> [WHAT YOU WILL DO]: Print all the records exactly, please.

※ ※ ※

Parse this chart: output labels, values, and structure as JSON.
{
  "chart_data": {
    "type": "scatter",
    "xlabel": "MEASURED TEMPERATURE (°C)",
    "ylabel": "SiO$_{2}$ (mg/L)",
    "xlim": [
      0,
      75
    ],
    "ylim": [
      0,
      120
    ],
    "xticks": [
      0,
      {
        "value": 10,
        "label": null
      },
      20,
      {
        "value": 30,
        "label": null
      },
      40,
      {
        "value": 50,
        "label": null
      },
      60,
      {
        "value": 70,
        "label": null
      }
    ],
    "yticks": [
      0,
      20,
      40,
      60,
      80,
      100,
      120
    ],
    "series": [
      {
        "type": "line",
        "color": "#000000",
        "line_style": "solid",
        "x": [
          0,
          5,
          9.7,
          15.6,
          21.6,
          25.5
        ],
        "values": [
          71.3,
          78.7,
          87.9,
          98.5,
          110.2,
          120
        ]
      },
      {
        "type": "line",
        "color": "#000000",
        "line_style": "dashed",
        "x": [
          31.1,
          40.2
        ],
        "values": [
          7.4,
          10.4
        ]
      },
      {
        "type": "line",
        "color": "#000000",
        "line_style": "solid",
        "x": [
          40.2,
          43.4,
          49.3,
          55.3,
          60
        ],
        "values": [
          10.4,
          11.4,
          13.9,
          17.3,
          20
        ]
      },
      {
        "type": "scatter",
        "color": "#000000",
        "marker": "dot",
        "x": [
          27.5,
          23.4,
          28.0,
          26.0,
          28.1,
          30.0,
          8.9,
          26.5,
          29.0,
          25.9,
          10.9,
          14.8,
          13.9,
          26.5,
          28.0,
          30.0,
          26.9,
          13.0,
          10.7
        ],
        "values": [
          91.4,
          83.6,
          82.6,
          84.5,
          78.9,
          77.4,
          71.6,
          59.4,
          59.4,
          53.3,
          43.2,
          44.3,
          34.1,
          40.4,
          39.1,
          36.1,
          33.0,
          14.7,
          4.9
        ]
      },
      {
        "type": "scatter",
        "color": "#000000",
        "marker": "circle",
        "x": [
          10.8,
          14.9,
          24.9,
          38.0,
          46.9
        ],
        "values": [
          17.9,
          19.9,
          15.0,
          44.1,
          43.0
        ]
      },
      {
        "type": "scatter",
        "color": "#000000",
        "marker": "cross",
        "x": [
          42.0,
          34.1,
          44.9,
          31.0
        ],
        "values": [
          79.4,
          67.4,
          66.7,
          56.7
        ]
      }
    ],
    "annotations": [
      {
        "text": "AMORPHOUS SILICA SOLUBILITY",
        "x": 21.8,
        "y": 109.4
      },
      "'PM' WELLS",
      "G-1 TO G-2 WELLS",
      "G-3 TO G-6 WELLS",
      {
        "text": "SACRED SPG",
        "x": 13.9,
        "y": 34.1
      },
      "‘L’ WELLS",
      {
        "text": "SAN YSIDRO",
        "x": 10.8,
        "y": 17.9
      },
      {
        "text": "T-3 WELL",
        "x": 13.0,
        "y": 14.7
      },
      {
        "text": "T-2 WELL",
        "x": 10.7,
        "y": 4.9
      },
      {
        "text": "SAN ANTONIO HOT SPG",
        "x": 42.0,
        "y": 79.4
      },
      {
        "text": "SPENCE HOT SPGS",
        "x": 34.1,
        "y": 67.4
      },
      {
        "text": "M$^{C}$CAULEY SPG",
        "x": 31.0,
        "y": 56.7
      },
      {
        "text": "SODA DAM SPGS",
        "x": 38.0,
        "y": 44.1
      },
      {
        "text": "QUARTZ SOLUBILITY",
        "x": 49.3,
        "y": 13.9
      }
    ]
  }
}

※ ※ ※

> [RESULT]:
Parse this chart: output labels, values, and structure as JSON.
{
  "chart_data": {
    "type": "scatter",
    "xlabel": "MEASURED TEMPERATURE (°C)",
    "ylabel": "SiO$_{2}$ (mg/L)",
    "xlim": [
      0,
      75
    ],
    "ylim": [
      0,
      120
    ],
    "xticks": [
      0,
      {
        "value": 10,
        "label": null
      },
      20,
      {
        "value": 30,
        "label": null
      },
      40,
      {
        "value": 50,
        "label": null
      },
      60,
      {
        "value": 70,
        "label": null
      }
    ],
    "yticks": [
      0,
      20,
      40,
      60,
      80,
      100,
      120
    ],
    "series": [
      {
        "type": "line",
        "color": "#000000",
        "line_style": "solid",
        "x": [
          0,
          5,
          9.7,
          15.6,
          21.6,
          25.5
        ],
        "values": [
          71.3,
          78.7,
          87.9,
          98.5,
          110.2,
          120
        ]
      },
      {
        "type": "line",
        "color": "#000000",
        "line_style": "dashed",
        "x": [
          31.1,
          40.2
        ],
        "values": [
          7.4,
          10.4
        ]
      },
      {
        "type": "line",
        "color": "#000000",
        "line_style": "solid",
        "x": [
          40.2,
          43.4,
          49.3,
          55.3,
          60
        ],
        "values": [
          10.4,
          11.4,
          13.9,
          17.3,
          20
        ]
      },
      {
        "type": "scatter",
        "color": "#000000",
        "marker": "dot",
        "x": [
          27.5,
          23.4,
          28.0,
          26.0,
          28.1,
          30.0,
          8.9,
          26.5,
          29.0,
          25.9,
          10.9,
          14.8,
          13.9,
          26.5,
          28.0,
          30.0,
          26.9,
          13.0,
          10.7
        ],
        "values": [
          91.4,
          83.6,
          82.6,
          84.5,
          78.9,
          77.4,
          71.6,
          59.4,
          59.4,
          53.3,
          43.2,
          44.3,
          34.1,
          40.4,
          39.1,
          36.1,
          33.0,
          14.7,
          4.9
        ]
      },
      {
        "type": "scatter",
        "color": "#000000",
        "marker": "circle",
        "x": [
          10.8,
          14.9,
          24.9,
          38.0,
          46.9
        ],
        "values": [
          17.9,
          19.9,
          15.0,
          44.1,
          43.0
        ]
      },
      {
        "type": "scatter",
        "color": "#000000",
        "marker": "cross",
        "x": [
          42.0,
          34.1,
          44.9,
          31.0
        ],
        "values": [
          79.4,
          67.4,
          66.7,
          56.7
        ]
      }
    ],
    "annotations": [
      {
        "text": "AMORPHOUS SILICA SOLUBILITY",
        "x": 21.8,
        "y": 109.4
      },
      "'PM' WELLS",
      "G-1 TO G-2 WELLS",
      "G-3 TO G-6 WELLS",
      {
        "text": "SACRED SPG",
        "x": 13.9,
        "y": 34.1
      },
      "‘L’ WELLS",
      {
        "text": "SAN YSIDRO",
        "x": 10.8,
        "y": 17.9
      },
      {
        "text": "T-3 WELL",
        "x": 13.0,
        "y": 14.7
      },
      {
        "text": "T-2 WELL",
        "x": 10.7,
        "y": 4.9
      },
      {
        "text": "SAN ANTONIO HOT SPG",
        "x": 42.0,
        "y": 79.4
      },
      {
        "text": "SPENCE HOT SPGS",
        "x": 34.1,
        "y": 67.4
      },
      {
        "text": "M$^{C}$CAULEY SPG",
        "x": 31.0,
        "y": 56.7
      },
      {
        "text": "SODA DAM SPGS",
        "x": 38.0,
        "y": 44.1
      },
      {
        "text": "QUARTZ SOLUBILITY",
        "x": 49.3,
        "y": 13.9
      }
    ]
  }
}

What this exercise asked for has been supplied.